Page excerpt →

━━━━

Here's my logic : The inner add loop is

Code:

-       C=C+1   A
        GONC    -

We can ignore the "C=C+1 P" as it only executes four times.

Now, according to this , the inner loop should take 2̶4̶.̶5̶ 49 cycles per iteration. If that's true, then we have (3900000*60)/2̶4̶.̶5̶ 49 ~ 9̶5̶5̶1̶0̶2̶0̶ ̶ 4775510. T̶h̶i̶s̶ ̶i̶s̶ ̶a̶ ̶l̶i̶t̶t̶l̶e̶ ̶o̶v̶e̶r̶ ̶t̶w̶i̶c̶e̶ ̶t̶h̶e̶ ̶f̶i̶n̶a̶l̶ ̶c̶o̶u̶n̶t̶ ̶e̶v̶e̶n̶ ̶w̶i̶t̶h̶ ̶W̶e̶r̶n̶e̶r̶'̶s̶ ̶o̶p̶t̶i̶m̶i̶z̶e̶d̶ ̶i̶n̶n̶e̶r̶ ̶a̶d̶d̶ ̶l̶o̶o̶p̶.̶ ̶I̶ ̶k̶n̶o̶w̶ ̶t̶h̶a̶t̶ ̶l̶e̶a̶v̶i̶n̶g̶ ̶T̶I̶M̶E̶R̶2̶ ̶r̶u̶n̶n̶i̶n̶g̶ ̶s̶u̶c̶k̶s̶ ̶a̶ ̶l̶i̶t̶t̶l̶e̶ ̶b̶i̶t̶ ̶o̶f̶ ̶C̶P̶U̶ ̶t̶i̶m̶e̶ ̶d̶u̶e̶ ̶t̶o̶ ̶k̶e̶y̶b̶o̶a̶r̶d̶ ̶s̶c̶a̶n̶n̶i̶n̶g̶,̶ ̶b̶u̶t̶ ̶n̶o̶t̶ ̶*̶T̶H̶A̶T̶*̶ ̶m̶u̶c̶h̶.̶

S̶o̶,̶ ̶s̶h̶o̶u̶l̶d̶ ̶I̶ ̶b̶e̶ ̶w̶o̶r̶r̶i̶e̶d̶?̶ ̶D̶o̶e̶s̶ ̶a̶n̶y̶o̶n̶e̶ ̶h̶a̶v̶e̶ ̶a̶n̶ ̶e̶x̶p̶l̶a̶n̶a̶t̶i̶o̶n̶?̶

I've confirmed that my code runs the add loop for *exactly* 60 seconds -- even used a stopwatch. If there's a problem, I don't know what it is.

━━━━

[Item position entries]
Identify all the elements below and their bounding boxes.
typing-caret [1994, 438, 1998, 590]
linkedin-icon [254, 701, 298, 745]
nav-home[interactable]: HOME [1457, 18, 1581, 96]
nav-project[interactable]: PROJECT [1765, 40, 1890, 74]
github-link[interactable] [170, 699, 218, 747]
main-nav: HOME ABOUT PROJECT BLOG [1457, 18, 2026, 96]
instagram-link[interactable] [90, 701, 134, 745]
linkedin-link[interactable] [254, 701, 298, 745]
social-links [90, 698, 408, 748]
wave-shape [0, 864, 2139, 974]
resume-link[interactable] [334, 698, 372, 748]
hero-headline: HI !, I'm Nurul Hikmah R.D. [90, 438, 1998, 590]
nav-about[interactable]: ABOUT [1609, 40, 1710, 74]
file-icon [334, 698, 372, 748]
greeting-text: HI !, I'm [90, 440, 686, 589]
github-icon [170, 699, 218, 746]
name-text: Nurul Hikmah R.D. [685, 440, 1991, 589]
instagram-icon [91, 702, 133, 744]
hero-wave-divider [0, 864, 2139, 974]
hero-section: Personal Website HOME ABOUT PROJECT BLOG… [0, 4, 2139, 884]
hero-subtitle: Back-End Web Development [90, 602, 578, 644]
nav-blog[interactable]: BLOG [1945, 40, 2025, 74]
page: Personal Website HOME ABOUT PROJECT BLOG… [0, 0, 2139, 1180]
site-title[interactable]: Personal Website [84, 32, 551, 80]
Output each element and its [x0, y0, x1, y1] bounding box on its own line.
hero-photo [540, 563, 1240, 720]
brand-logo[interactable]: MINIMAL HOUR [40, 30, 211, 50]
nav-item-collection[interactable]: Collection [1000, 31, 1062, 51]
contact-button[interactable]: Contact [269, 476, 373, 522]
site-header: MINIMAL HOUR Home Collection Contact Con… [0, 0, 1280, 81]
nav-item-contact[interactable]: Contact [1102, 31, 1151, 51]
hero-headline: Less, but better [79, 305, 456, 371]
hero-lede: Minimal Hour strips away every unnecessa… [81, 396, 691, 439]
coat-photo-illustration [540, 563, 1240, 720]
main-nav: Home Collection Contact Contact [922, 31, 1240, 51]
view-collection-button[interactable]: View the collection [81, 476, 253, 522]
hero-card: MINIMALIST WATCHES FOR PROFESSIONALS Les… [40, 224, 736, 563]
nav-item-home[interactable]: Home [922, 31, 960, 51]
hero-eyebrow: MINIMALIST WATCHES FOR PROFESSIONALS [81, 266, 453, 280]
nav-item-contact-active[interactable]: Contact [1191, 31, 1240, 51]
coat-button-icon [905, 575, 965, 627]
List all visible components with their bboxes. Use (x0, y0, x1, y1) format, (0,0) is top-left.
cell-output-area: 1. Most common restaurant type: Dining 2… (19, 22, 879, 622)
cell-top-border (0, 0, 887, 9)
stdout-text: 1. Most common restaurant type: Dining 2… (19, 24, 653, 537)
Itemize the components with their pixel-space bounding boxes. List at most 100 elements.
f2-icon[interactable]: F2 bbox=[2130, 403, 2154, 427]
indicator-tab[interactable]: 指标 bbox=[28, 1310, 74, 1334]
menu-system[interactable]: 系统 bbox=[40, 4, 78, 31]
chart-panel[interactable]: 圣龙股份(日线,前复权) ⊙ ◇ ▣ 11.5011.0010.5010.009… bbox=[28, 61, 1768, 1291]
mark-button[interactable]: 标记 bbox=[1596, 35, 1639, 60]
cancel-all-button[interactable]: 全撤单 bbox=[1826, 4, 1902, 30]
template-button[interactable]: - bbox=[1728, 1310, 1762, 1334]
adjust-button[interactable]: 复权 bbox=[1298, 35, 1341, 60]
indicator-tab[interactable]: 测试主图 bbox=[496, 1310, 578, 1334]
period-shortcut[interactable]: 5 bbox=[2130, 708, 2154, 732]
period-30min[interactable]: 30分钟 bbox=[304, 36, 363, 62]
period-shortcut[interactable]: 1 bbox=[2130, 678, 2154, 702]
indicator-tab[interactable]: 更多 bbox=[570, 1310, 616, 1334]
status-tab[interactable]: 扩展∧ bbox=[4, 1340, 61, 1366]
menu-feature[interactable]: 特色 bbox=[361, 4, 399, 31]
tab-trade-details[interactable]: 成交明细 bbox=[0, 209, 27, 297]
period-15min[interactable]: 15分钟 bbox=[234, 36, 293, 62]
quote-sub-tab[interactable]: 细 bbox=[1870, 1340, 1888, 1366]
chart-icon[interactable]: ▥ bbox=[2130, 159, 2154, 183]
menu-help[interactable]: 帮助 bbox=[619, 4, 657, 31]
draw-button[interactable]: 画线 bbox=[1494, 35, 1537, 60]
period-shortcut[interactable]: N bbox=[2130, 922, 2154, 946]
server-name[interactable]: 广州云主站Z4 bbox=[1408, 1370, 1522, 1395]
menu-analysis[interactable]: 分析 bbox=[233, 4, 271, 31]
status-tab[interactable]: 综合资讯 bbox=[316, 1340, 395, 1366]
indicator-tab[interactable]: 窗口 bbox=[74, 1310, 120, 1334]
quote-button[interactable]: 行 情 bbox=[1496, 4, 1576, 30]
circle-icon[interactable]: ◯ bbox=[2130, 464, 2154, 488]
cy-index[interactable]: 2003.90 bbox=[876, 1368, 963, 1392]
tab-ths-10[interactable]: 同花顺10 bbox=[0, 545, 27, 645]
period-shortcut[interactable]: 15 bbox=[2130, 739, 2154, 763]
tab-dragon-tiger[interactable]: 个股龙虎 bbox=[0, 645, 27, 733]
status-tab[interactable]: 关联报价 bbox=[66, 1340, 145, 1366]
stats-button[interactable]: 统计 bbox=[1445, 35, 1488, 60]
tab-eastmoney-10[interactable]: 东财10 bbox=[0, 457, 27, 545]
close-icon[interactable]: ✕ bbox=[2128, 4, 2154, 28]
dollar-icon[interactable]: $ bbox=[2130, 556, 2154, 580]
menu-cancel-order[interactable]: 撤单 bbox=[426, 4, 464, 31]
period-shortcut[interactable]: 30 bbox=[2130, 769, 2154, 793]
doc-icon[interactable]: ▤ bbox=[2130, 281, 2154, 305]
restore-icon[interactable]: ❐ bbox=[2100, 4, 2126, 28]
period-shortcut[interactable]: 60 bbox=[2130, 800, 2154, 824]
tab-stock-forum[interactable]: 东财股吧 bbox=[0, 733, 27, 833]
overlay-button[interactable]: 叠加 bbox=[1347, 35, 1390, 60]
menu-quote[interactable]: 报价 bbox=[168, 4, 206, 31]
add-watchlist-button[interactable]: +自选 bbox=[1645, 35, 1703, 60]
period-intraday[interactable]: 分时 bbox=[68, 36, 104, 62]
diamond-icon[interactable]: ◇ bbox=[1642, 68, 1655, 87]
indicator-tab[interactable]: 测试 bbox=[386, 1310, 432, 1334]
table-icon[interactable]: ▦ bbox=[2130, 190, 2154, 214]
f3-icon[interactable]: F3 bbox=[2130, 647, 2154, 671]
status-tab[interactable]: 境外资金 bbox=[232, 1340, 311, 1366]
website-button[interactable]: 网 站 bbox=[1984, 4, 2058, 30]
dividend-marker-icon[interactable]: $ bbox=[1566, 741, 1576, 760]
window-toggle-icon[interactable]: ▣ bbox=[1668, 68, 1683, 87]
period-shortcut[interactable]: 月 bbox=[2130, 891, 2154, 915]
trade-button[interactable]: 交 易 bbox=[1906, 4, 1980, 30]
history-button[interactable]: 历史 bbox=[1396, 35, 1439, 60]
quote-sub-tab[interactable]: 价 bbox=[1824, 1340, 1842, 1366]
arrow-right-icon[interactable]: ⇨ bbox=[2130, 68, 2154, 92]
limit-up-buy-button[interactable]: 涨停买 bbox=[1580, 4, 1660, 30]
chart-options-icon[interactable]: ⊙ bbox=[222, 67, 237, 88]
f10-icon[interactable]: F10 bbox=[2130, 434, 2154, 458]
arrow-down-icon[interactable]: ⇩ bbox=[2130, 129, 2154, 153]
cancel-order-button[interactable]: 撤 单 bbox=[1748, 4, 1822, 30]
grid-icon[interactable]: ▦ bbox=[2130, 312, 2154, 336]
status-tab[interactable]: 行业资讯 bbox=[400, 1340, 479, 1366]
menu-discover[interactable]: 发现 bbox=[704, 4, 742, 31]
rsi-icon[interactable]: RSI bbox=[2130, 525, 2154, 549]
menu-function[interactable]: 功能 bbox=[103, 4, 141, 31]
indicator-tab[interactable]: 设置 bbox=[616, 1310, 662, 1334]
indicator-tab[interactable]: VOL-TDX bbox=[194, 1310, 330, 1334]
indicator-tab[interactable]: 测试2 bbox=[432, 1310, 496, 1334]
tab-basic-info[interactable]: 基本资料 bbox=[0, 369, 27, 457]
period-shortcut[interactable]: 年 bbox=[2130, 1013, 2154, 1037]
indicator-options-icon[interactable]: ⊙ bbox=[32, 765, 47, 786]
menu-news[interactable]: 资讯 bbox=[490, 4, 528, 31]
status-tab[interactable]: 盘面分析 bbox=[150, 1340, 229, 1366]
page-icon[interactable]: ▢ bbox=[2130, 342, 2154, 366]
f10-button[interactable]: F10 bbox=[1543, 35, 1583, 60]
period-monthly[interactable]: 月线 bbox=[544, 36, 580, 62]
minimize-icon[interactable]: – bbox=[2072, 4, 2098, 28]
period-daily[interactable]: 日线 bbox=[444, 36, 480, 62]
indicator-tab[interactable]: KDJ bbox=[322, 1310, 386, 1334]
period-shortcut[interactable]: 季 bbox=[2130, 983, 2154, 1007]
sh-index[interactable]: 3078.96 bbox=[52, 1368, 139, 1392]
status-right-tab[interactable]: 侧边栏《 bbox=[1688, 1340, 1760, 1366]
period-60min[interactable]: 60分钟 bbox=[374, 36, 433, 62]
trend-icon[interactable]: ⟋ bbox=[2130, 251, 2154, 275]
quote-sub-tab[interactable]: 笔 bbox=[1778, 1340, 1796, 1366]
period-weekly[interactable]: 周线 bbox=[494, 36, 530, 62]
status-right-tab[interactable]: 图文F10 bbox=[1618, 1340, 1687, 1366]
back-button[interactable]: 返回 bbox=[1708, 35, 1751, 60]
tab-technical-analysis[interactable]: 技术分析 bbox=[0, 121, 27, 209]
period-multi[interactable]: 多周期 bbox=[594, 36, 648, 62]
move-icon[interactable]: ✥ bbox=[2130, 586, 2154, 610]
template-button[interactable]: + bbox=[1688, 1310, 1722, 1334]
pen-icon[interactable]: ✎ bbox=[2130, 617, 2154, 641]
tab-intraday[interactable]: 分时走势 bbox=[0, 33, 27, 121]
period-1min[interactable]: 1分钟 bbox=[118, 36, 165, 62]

━━━━

The problem → Go on with the forum post about timing the inner add loop, starting after its final sentence. The items have no connection to the forum post.

Reply to the task →
Regards,

Jonathan

EDIT #1 : I mistakenly divided the cycle count from Cycles du Saturn by two, therefore rendering my conclusion incorrect -- it's been corrected.

[brouhaha]

[Possibly memory controller behavior. The memory controller is not well doscribed in any public documentation, but it matches the 4-bit Satun bus to 8-bit memory, and depending on the memory access pattern can introdue delays. Perhaps a tight loop is a case where that happens.

You might try unrolling the loop a bit, perhaps by putting two or four increments consecutively, and see whether the overhead is lower.

[Jonathan Busby]

(11-01-2023 06:48 PM)brouhaha Wrote:  Possibly memory controller behavior.

Well, the cycle reference I used was supposed to take into account the SRAM instruction and data fetch and the extra cycles incurred by the Saturn bus.

Quote:The memory controller is not well doscribed in any public documentation,

I thought the Saturn bus was pretty well described in the HP-71B various internal design specs, including the daisy-chained memory controllers. But, if your talking about the internals of the Yorke memory comntroller(s) and eg. why there are quarter cycles, then there's very little information.

Quote:but it matches the 4-bit Satun bus to 8-bit memory,

Well, the minimum read cycle time for the Yorke is 1000nS . But, since bytes are fetched, the effective frequency is 2MHz which is the speed of the memory controllers and the Saturn bus.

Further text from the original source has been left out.